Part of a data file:
■ ■ ■ ■

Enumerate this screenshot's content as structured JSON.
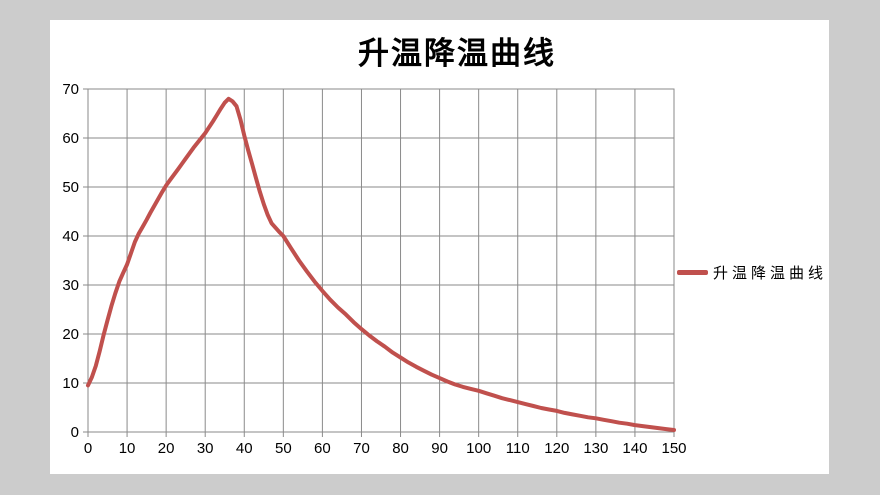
{
  "page": {
    "background": "#cccccc",
    "chart_background": "#ffffff"
  },
  "chart_data": {
    "type": "line",
    "title": "升温降温曲线",
    "xlabel": "",
    "ylabel": "",
    "xlim": [
      0,
      150
    ],
    "ylim": [
      0,
      70
    ],
    "grid": true,
    "x_ticks": [
      0,
      10,
      20,
      30,
      40,
      50,
      60,
      70,
      80,
      90,
      100,
      110,
      120,
      130,
      140,
      150
    ],
    "y_ticks": [
      0,
      10,
      20,
      30,
      40,
      50,
      60,
      70
    ],
    "legend": {
      "position": "right",
      "entries": [
        {
          "label": "升温降温曲线",
          "color": "#C0504D"
        }
      ]
    },
    "colors": {
      "line": "#C0504D",
      "grid": "#8A8A8A",
      "text": "#000000",
      "plot_bg": "#FFFFFF"
    },
    "series": [
      {
        "name": "升温降温曲线",
        "color": "#C0504D",
        "points": [
          [
            0,
            9.5
          ],
          [
            1,
            11.2
          ],
          [
            2,
            13.5
          ],
          [
            3,
            16.5
          ],
          [
            4,
            19.8
          ],
          [
            5,
            22.8
          ],
          [
            6,
            25.7
          ],
          [
            7,
            28.3
          ],
          [
            8,
            30.7
          ],
          [
            9,
            32.5
          ],
          [
            10,
            34.2
          ],
          [
            11,
            36.5
          ],
          [
            12,
            38.8
          ],
          [
            13,
            40.5
          ],
          [
            14,
            41.9
          ],
          [
            15,
            43.3
          ],
          [
            16,
            44.8
          ],
          [
            17,
            46.2
          ],
          [
            18,
            47.6
          ],
          [
            19,
            49.0
          ],
          [
            20,
            50.3
          ],
          [
            21,
            51.4
          ],
          [
            22,
            52.5
          ],
          [
            23,
            53.6
          ],
          [
            24,
            54.7
          ],
          [
            25,
            55.8
          ],
          [
            26,
            56.9
          ],
          [
            27,
            58.0
          ],
          [
            28,
            59.0
          ],
          [
            29,
            60.0
          ],
          [
            30,
            61.0
          ],
          [
            31,
            62.2
          ],
          [
            32,
            63.4
          ],
          [
            33,
            64.7
          ],
          [
            34,
            66.0
          ],
          [
            35,
            67.2
          ],
          [
            36,
            68.0
          ],
          [
            37,
            67.5
          ],
          [
            38,
            66.5
          ],
          [
            39,
            63.8
          ],
          [
            40,
            60.5
          ],
          [
            41,
            57.5
          ],
          [
            42,
            54.7
          ],
          [
            43,
            51.8
          ],
          [
            44,
            49.0
          ],
          [
            45,
            46.5
          ],
          [
            46,
            44.3
          ],
          [
            47,
            42.6
          ],
          [
            48,
            41.7
          ],
          [
            49,
            40.8
          ],
          [
            50,
            40.0
          ],
          [
            52,
            37.5
          ],
          [
            54,
            35.0
          ],
          [
            56,
            32.8
          ],
          [
            58,
            30.7
          ],
          [
            60,
            28.8
          ],
          [
            62,
            27.0
          ],
          [
            64,
            25.4
          ],
          [
            66,
            24.0
          ],
          [
            68,
            22.4
          ],
          [
            70,
            21.0
          ],
          [
            72,
            19.7
          ],
          [
            74,
            18.5
          ],
          [
            76,
            17.4
          ],
          [
            78,
            16.2
          ],
          [
            80,
            15.2
          ],
          [
            82,
            14.2
          ],
          [
            84,
            13.3
          ],
          [
            86,
            12.5
          ],
          [
            88,
            11.7
          ],
          [
            90,
            11.0
          ],
          [
            92,
            10.3
          ],
          [
            94,
            9.7
          ],
          [
            96,
            9.2
          ],
          [
            98,
            8.8
          ],
          [
            100,
            8.4
          ],
          [
            102,
            7.9
          ],
          [
            104,
            7.4
          ],
          [
            106,
            6.9
          ],
          [
            108,
            6.5
          ],
          [
            110,
            6.1
          ],
          [
            112,
            5.7
          ],
          [
            114,
            5.3
          ],
          [
            116,
            4.9
          ],
          [
            118,
            4.6
          ],
          [
            120,
            4.3
          ],
          [
            122,
            3.9
          ],
          [
            124,
            3.6
          ],
          [
            126,
            3.3
          ],
          [
            128,
            3.0
          ],
          [
            130,
            2.8
          ],
          [
            132,
            2.5
          ],
          [
            134,
            2.2
          ],
          [
            136,
            1.9
          ],
          [
            138,
            1.7
          ],
          [
            140,
            1.4
          ],
          [
            142,
            1.2
          ],
          [
            144,
            1.0
          ],
          [
            146,
            0.8
          ],
          [
            148,
            0.6
          ],
          [
            150,
            0.4
          ]
        ]
      }
    ]
  }
}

■ ■ ■ ■

Exercise: Repeat the data exactly, excluding the pictures.

Task response:
Enumerate this screenshot's content as structured JSON.
{
  "page": {
    "background": "#cccccc",
    "chart_background": "#ffffff"
  },
  "chart_data": {
    "type": "line",
    "title": "升温降温曲线",
    "xlabel": "",
    "ylabel": "",
    "xlim": [
      0,
      150
    ],
    "ylim": [
      0,
      70
    ],
    "grid": true,
    "x_ticks": [
      0,
      10,
      20,
      30,
      40,
      50,
      60,
      70,
      80,
      90,
      100,
      110,
      120,
      130,
      140,
      150
    ],
    "y_ticks": [
      0,
      10,
      20,
      30,
      40,
      50,
      60,
      70
    ],
    "legend": {
      "position": "right",
      "entries": [
        {
          "label": "升温降温曲线",
          "color": "#C0504D"
        }
      ]
    },
    "colors": {
      "line": "#C0504D",
      "grid": "#8A8A8A",
      "text": "#000000",
      "plot_bg": "#FFFFFF"
    },
    "series": [
      {
        "name": "升温降温曲线",
        "color": "#C0504D",
        "points": [
          [
            0,
            9.5
          ],
          [
            1,
            11.2
          ],
          [
            2,
            13.5
          ],
          [
            3,
            16.5
          ],
          [
            4,
            19.8
          ],
          [
            5,
            22.8
          ],
          [
            6,
            25.7
          ],
          [
            7,
            28.3
          ],
          [
            8,
            30.7
          ],
          [
            9,
            32.5
          ],
          [
            10,
            34.2
          ],
          [
            11,
            36.5
          ],
          [
            12,
            38.8
          ],
          [
            13,
            40.5
          ],
          [
            14,
            41.9
          ],
          [
            15,
            43.3
          ],
          [
            16,
            44.8
          ],
          [
            17,
            46.2
          ],
          [
            18,
            47.6
          ],
          [
            19,
            49.0
          ],
          [
            20,
            50.3
          ],
          [
            21,
            51.4
          ],
          [
            22,
            52.5
          ],
          [
            23,
            53.6
          ],
          [
            24,
            54.7
          ],
          [
            25,
            55.8
          ],
          [
            26,
            56.9
          ],
          [
            27,
            58.0
          ],
          [
            28,
            59.0
          ],
          [
            29,
            60.0
          ],
          [
            30,
            61.0
          ],
          [
            31,
            62.2
          ],
          [
            32,
            63.4
          ],
          [
            33,
            64.7
          ],
          [
            34,
            66.0
          ],
          [
            35,
            67.2
          ],
          [
            36,
            68.0
          ],
          [
            37,
            67.5
          ],
          [
            38,
            66.5
          ],
          [
            39,
            63.8
          ],
          [
            40,
            60.5
          ],
          [
            41,
            57.5
          ],
          [
            42,
            54.7
          ],
          [
            43,
            51.8
          ],
          [
            44,
            49.0
          ],
          [
            45,
            46.5
          ],
          [
            46,
            44.3
          ],
          [
            47,
            42.6
          ],
          [
            48,
            41.7
          ],
          [
            49,
            40.8
          ],
          [
            50,
            40.0
          ],
          [
            52,
            37.5
          ],
          [
            54,
            35.0
          ],
          [
            56,
            32.8
          ],
          [
            58,
            30.7
          ],
          [
            60,
            28.8
          ],
          [
            62,
            27.0
          ],
          [
            64,
            25.4
          ],
          [
            66,
            24.0
          ],
          [
            68,
            22.4
          ],
          [
            70,
            21.0
          ],
          [
            72,
            19.7
          ],
          [
            74,
            18.5
          ],
          [
            76,
            17.4
          ],
          [
            78,
            16.2
          ],
          [
            80,
            15.2
          ],
          [
            82,
            14.2
          ],
          [
            84,
            13.3
          ],
          [
            86,
            12.5
          ],
          [
            88,
            11.7
          ],
          [
            90,
            11.0
          ],
          [
            92,
            10.3
          ],
          [
            94,
            9.7
          ],
          [
            96,
            9.2
          ],
          [
            98,
            8.8
          ],
          [
            100,
            8.4
          ],
          [
            102,
            7.9
          ],
          [
            104,
            7.4
          ],
          [
            106,
            6.9
          ],
          [
            108,
            6.5
          ],
          [
            110,
            6.1
          ],
          [
            112,
            5.7
          ],
          [
            114,
            5.3
          ],
          [
            116,
            4.9
          ],
          [
            118,
            4.6
          ],
          [
            120,
            4.3
          ],
          [
            122,
            3.9
          ],
          [
            124,
            3.6
          ],
          [
            126,
            3.3
          ],
          [
            128,
            3.0
          ],
          [
            130,
            2.8
          ],
          [
            132,
            2.5
          ],
          [
            134,
            2.2
          ],
          [
            136,
            1.9
          ],
          [
            138,
            1.7
          ],
          [
            140,
            1.4
          ],
          [
            142,
            1.2
          ],
          [
            144,
            1.0
          ],
          [
            146,
            0.8
          ],
          [
            148,
            0.6
          ],
          [
            150,
            0.4
          ]
        ]
      }
    ]
  }
}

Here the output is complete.